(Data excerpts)

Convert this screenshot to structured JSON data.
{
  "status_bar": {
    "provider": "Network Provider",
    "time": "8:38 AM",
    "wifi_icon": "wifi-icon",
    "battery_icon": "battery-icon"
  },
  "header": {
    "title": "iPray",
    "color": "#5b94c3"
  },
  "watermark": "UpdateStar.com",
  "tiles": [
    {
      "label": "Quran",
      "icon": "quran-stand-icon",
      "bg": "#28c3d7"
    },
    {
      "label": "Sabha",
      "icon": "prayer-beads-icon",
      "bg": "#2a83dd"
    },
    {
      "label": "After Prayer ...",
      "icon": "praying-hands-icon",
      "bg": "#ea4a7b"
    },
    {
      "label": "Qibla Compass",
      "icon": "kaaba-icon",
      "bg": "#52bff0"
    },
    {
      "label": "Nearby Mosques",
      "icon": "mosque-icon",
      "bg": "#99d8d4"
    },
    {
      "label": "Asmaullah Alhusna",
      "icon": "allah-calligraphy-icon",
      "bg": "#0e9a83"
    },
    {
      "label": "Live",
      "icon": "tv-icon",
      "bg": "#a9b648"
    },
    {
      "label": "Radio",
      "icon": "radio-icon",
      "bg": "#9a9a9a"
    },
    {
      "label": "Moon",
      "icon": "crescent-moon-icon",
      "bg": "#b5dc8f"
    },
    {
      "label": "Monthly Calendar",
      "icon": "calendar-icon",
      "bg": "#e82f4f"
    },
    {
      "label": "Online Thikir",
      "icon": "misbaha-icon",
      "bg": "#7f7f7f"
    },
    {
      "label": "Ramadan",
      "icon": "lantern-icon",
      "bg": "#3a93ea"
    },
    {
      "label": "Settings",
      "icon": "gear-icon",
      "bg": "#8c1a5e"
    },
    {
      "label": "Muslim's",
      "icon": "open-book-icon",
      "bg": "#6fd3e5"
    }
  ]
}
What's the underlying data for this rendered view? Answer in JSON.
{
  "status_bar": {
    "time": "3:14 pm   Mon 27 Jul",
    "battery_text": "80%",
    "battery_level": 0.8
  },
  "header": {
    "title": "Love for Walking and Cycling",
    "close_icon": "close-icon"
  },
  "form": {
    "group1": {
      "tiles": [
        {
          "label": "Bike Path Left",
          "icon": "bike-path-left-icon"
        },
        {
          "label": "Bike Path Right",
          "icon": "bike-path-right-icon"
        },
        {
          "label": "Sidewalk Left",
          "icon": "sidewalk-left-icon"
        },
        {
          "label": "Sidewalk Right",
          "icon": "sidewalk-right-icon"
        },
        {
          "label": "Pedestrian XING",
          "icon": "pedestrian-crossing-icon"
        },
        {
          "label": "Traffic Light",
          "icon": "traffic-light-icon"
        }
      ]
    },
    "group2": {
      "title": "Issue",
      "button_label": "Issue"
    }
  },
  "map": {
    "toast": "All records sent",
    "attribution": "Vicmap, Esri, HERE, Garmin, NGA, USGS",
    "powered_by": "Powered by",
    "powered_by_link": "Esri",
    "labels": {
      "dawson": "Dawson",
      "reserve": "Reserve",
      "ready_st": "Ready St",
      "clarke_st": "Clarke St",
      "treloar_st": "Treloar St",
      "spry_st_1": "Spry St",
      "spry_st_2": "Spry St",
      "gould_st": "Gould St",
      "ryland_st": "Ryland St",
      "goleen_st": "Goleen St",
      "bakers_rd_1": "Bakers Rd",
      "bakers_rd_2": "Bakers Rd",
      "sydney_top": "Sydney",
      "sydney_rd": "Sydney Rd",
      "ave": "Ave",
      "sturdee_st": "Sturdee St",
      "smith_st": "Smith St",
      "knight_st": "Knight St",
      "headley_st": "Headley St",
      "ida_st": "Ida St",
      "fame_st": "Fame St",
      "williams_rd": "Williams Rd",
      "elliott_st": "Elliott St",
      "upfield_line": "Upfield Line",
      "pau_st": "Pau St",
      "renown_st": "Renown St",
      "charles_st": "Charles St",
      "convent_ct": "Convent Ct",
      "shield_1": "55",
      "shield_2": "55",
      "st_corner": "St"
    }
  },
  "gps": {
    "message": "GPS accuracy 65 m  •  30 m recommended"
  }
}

## SET TASK
Restate all of the entries exactly, please.

## THE RESPONSE
Convert this screenshot to structured JSON data.
{
  "status_bar": {
    "provider": "Network Provider",
    "time": "8:38 AM",
    "wifi_icon": "wifi-icon",
    "battery_icon": "battery-icon"
  },
  "header": {
    "title": "iPray",
    "color": "#5b94c3"
  },
  "watermark": "UpdateStar.com",
  "tiles": [
    {
      "label": "Quran",
      "icon": "quran-stand-icon",
      "bg": "#28c3d7"
    },
    {
      "label": "Sabha",
      "icon": "prayer-beads-icon",
      "bg": "#2a83dd"
    },
    {
      "label": "After Prayer ...",
      "icon": "praying-hands-icon",
      "bg": "#ea4a7b"
    },
    {
      "label": "Qibla Compass",
      "icon": "kaaba-icon",
      "bg": "#52bff0"
    },
    {
      "label": "Nearby Mosques",
      "icon": "mosque-icon",
      "bg": "#99d8d4"
    },
    {
      "label": "Asmaullah Alhusna",
      "icon": "allah-calligraphy-icon",
      "bg": "#0e9a83"
    },
    {
      "label": "Live",
      "icon": "tv-icon",
      "bg": "#a9b648"
    },
    {
      "label": "Radio",
      "icon": "radio-icon",
      "bg": "#9a9a9a"
    },
    {
      "label": "Moon",
      "icon": "crescent-moon-icon",
      "bg": "#b5dc8f"
    },
    {
      "label": "Monthly Calendar",
      "icon": "calendar-icon",
      "bg": "#e82f4f"
    },
    {
      "label": "Online Thikir",
      "icon": "misbaha-icon",
      "bg": "#7f7f7f"
    },
    {
      "label": "Ramadan",
      "icon": "lantern-icon",
      "bg": "#3a93ea"
    },
    {
      "label": "Settings",
      "icon": "gear-icon",
      "bg": "#8c1a5e"
    },
    {
      "label": "Muslim's",
      "icon": "open-book-icon",
      "bg": "#6fd3e5"
    }
  ]
}
What's the underlying data for this rendered view? Answer in JSON.
{
  "status_bar": {
    "time": "3:14 pm   Mon 27 Jul",
    "battery_text": "80%",
    "battery_level": 0.8
  },
  "header": {
    "title": "Love for Walking and Cycling",
    "close_icon": "close-icon"
  },
  "form": {
    "group1": {
      "tiles": [
        {
          "label": "Bike Path Left",
          "icon": "bike-path-left-icon"
        },
        {
          "label": "Bike Path Right",
          "icon": "bike-path-right-icon"
        },
        {
          "label": "Sidewalk Left",
          "icon": "sidewalk-left-icon"
        },
        {
          "label": "Sidewalk Right",
          "icon": "sidewalk-right-icon"
        },
        {
          "label": "Pedestrian XING",
          "icon": "pedestrian-crossing-icon"
        },
        {
          "label": "Traffic Light",
          "icon": "traffic-light-icon"
        }
      ]
    },
    "group2": {
      "title": "Issue",
      "button_label": "Issue"
    }
  },
  "map": {
    "toast": "All records sent",
    "attribution": "Vicmap, Esri, HERE, Garmin, NGA, USGS",
    "powered_by": "Powered by",
    "powered_by_link": "Esri",
    "labels": {
      "dawson": "Dawson",
      "reserve": "Reserve",
      "ready_st": "Ready St",
      "clarke_st": "Clarke St",
      "treloar_st": "Treloar St",
      "spry_st_1": "Spry St",
      "spry_st_2": "Spry St",
      "gould_st": "Gould St",
      "ryland_st": "Ryland St",
      "goleen_st": "Goleen St",
      "bakers_rd_1": "Bakers Rd",
      "bakers_rd_2": "Bakers Rd",
      "sydney_top": "Sydney",
      "sydney_rd": "Sydney Rd",
      "ave": "Ave",
      "sturdee_st": "Sturdee St",
      "smith_st": "Smith St",
      "knight_st": "Knight St",
      "headley_st": "Headley St",
      "ida_st": "Ida St",
      "fame_st": "Fame St",
      "williams_rd": "Williams Rd",
      "elliott_st": "Elliott St",
      "upfield_line": "Upfield Line",
      "pau_st": "Pau St",
      "renown_st": "Renown St",
      "charles_st": "Charles St",
      "convent_ct": "Convent Ct",
      "shield_1": "55",
      "shield_2": "55",
      "st_corner": "St"
    }
  },
  "gps": {
    "message": "GPS accuracy 65 m  •  30 m recommended"
  }
}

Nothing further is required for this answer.